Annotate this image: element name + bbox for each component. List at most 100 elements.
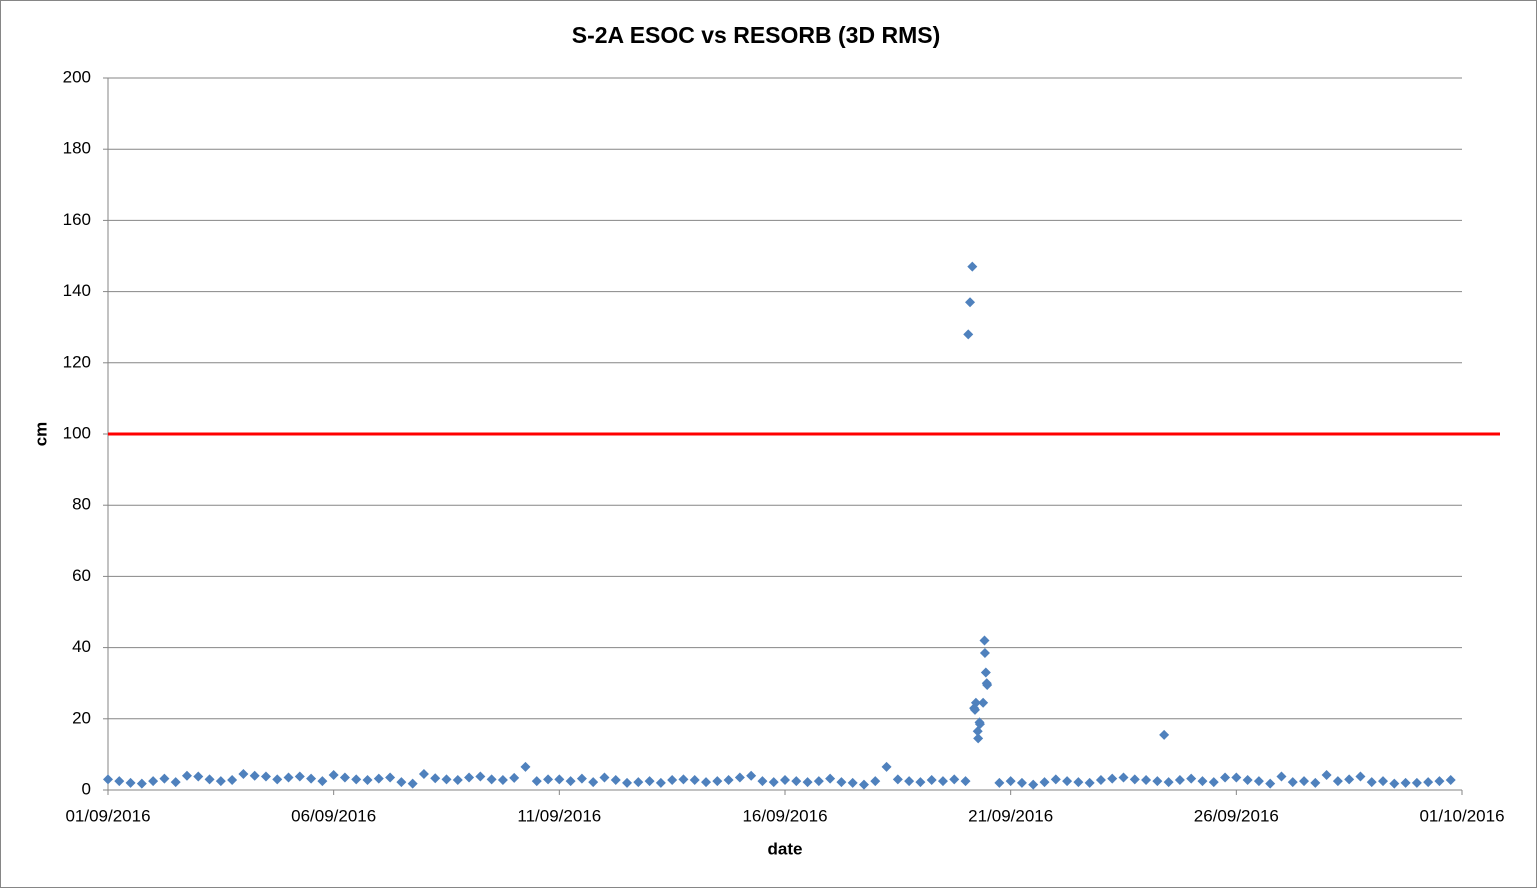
x-tick-label: 16/09/2016	[742, 806, 827, 825]
data-point	[633, 777, 644, 788]
data-point	[1129, 774, 1140, 785]
data-point	[1174, 775, 1185, 786]
data-point	[723, 775, 734, 786]
data-point	[509, 772, 520, 783]
data-point	[1197, 776, 1208, 787]
data-point	[1084, 777, 1095, 788]
data-point	[373, 773, 384, 784]
data-point	[994, 777, 1005, 788]
x-axis-label: date	[768, 839, 803, 858]
data-point	[576, 773, 587, 784]
data-point	[1152, 776, 1163, 787]
data-point	[746, 770, 757, 781]
data-point	[757, 776, 768, 787]
data-point	[1423, 777, 1434, 788]
data-point	[780, 775, 790, 786]
data-point	[193, 771, 204, 782]
data-point	[622, 777, 633, 788]
data-point	[915, 777, 926, 788]
data-point	[963, 329, 974, 340]
data-point	[949, 774, 960, 785]
data-point	[904, 776, 915, 787]
data-point	[475, 771, 486, 782]
x-tick-label: 01/10/2016	[1419, 806, 1504, 825]
data-point	[430, 773, 441, 784]
data-point	[1095, 775, 1106, 786]
data-point	[1163, 777, 1174, 788]
data-point	[836, 777, 847, 788]
data-point	[802, 777, 813, 788]
data-point	[272, 774, 283, 785]
data-point	[791, 776, 802, 787]
y-tick-label: 160	[63, 210, 91, 229]
data-point	[103, 774, 113, 785]
data-point	[1332, 776, 1343, 787]
y-tick-label: 200	[63, 67, 91, 86]
data-point	[554, 774, 565, 785]
data-point	[114, 776, 125, 787]
data-point	[328, 770, 339, 781]
data-point	[1141, 775, 1152, 786]
y-tick-label: 20	[72, 708, 91, 727]
data-point	[1253, 776, 1264, 787]
data-point	[1220, 772, 1231, 783]
data-point	[1242, 775, 1253, 786]
y-tick-label: 0	[82, 779, 91, 798]
data-point	[970, 697, 981, 708]
data-point	[881, 761, 892, 772]
data-point	[1400, 777, 1411, 788]
data-point	[407, 778, 418, 789]
data-point	[385, 772, 396, 783]
data-point	[1062, 776, 1073, 787]
data-point	[1005, 776, 1016, 787]
data-point	[701, 777, 712, 788]
data-point	[1276, 771, 1287, 782]
data-point	[204, 774, 215, 785]
data-point	[249, 770, 260, 781]
data-point	[689, 775, 700, 786]
data-point	[870, 776, 881, 787]
data-point	[464, 772, 475, 783]
data-point	[610, 775, 621, 786]
x-tick-label: 26/09/2016	[1194, 806, 1279, 825]
data-point	[148, 776, 159, 787]
data-point	[351, 774, 362, 785]
data-point	[227, 775, 238, 786]
data-point	[306, 773, 317, 784]
data-point	[1118, 772, 1129, 783]
data-point	[1050, 774, 1061, 785]
data-point	[1366, 777, 1377, 788]
data-point	[181, 770, 192, 781]
x-tick-label: 01/09/2016	[65, 806, 150, 825]
data-point	[452, 775, 463, 786]
data-point	[1378, 776, 1389, 787]
data-point	[441, 774, 452, 785]
data-point	[1355, 771, 1366, 782]
data-point	[418, 768, 429, 779]
data-point	[655, 777, 666, 788]
data-point	[396, 777, 407, 788]
data-point	[960, 776, 971, 787]
data-point	[974, 719, 985, 730]
data-point	[1028, 779, 1039, 790]
data-point	[970, 704, 981, 715]
x-tick-label: 21/09/2016	[968, 806, 1053, 825]
data-point	[825, 773, 836, 784]
data-point	[1287, 777, 1298, 788]
data-point	[125, 777, 136, 788]
data-point	[979, 635, 990, 646]
data-point	[1107, 773, 1118, 784]
data-point	[712, 776, 723, 787]
y-tick-label: 120	[63, 352, 91, 371]
data-point	[486, 774, 497, 785]
data-point	[1389, 778, 1400, 789]
data-point	[1159, 729, 1170, 740]
data-point	[520, 761, 531, 772]
y-tick-label: 180	[63, 139, 91, 158]
data-point	[1208, 777, 1219, 788]
data-point	[238, 768, 249, 779]
y-tick-label: 60	[72, 566, 91, 585]
data-point	[260, 771, 271, 782]
data-point	[1344, 774, 1355, 785]
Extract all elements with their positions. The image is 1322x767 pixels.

= = = = = = =

- [Requirement]
Retype the material from the line containing "806, 827, 825]" through the line containing "806, 150, 825]", keeping every line exactly as it appears.

- [Reply to the task]
x-tick-label: 16/09/2016	[742, 806, 827, 825]
data-point	[633, 777, 644, 788]
data-point	[1129, 774, 1140, 785]
data-point	[1174, 775, 1185, 786]
data-point	[723, 775, 734, 786]
data-point	[509, 772, 520, 783]
data-point	[1197, 776, 1208, 787]
data-point	[1084, 777, 1095, 788]
data-point	[373, 773, 384, 784]
data-point	[994, 777, 1005, 788]
x-axis-label: date	[768, 839, 803, 858]
data-point	[576, 773, 587, 784]
data-point	[1152, 776, 1163, 787]
data-point	[746, 770, 757, 781]
data-point	[757, 776, 768, 787]
data-point	[1423, 777, 1434, 788]
data-point	[780, 775, 790, 786]
data-point	[193, 771, 204, 782]
data-point	[622, 777, 633, 788]
data-point	[915, 777, 926, 788]
data-point	[963, 329, 974, 340]
data-point	[949, 774, 960, 785]
data-point	[904, 776, 915, 787]
data-point	[475, 771, 486, 782]
x-tick-label: 01/10/2016	[1419, 806, 1504, 825]
data-point	[430, 773, 441, 784]
data-point	[1095, 775, 1106, 786]
data-point	[1163, 777, 1174, 788]
data-point	[836, 777, 847, 788]
data-point	[802, 777, 813, 788]
data-point	[272, 774, 283, 785]
data-point	[791, 776, 802, 787]
y-tick-label: 160	[63, 210, 91, 229]
data-point	[103, 774, 113, 785]
data-point	[1332, 776, 1343, 787]
y-tick-label: 200	[63, 67, 91, 86]
data-point	[554, 774, 565, 785]
data-point	[114, 776, 125, 787]
data-point	[328, 770, 339, 781]
data-point	[1141, 775, 1152, 786]
y-tick-label: 20	[72, 708, 91, 727]
data-point	[1253, 776, 1264, 787]
data-point	[1220, 772, 1231, 783]
data-point	[1242, 775, 1253, 786]
y-tick-label: 0	[82, 779, 91, 798]
data-point	[970, 697, 981, 708]
data-point	[881, 761, 892, 772]
data-point	[1400, 777, 1411, 788]
data-point	[407, 778, 418, 789]
data-point	[385, 772, 396, 783]
data-point	[1062, 776, 1073, 787]
data-point	[1005, 776, 1016, 787]
data-point	[701, 777, 712, 788]
data-point	[1276, 771, 1287, 782]
data-point	[204, 774, 215, 785]
data-point	[249, 770, 260, 781]
data-point	[689, 775, 700, 786]
data-point	[870, 776, 881, 787]
data-point	[464, 772, 475, 783]
data-point	[610, 775, 621, 786]
x-tick-label: 26/09/2016	[1194, 806, 1279, 825]
data-point	[148, 776, 159, 787]
data-point	[351, 774, 362, 785]
data-point	[227, 775, 238, 786]
data-point	[306, 773, 317, 784]
data-point	[1118, 772, 1129, 783]
data-point	[1050, 774, 1061, 785]
data-point	[1366, 777, 1377, 788]
data-point	[181, 770, 192, 781]
x-tick-label: 01/09/2016	[65, 806, 150, 825]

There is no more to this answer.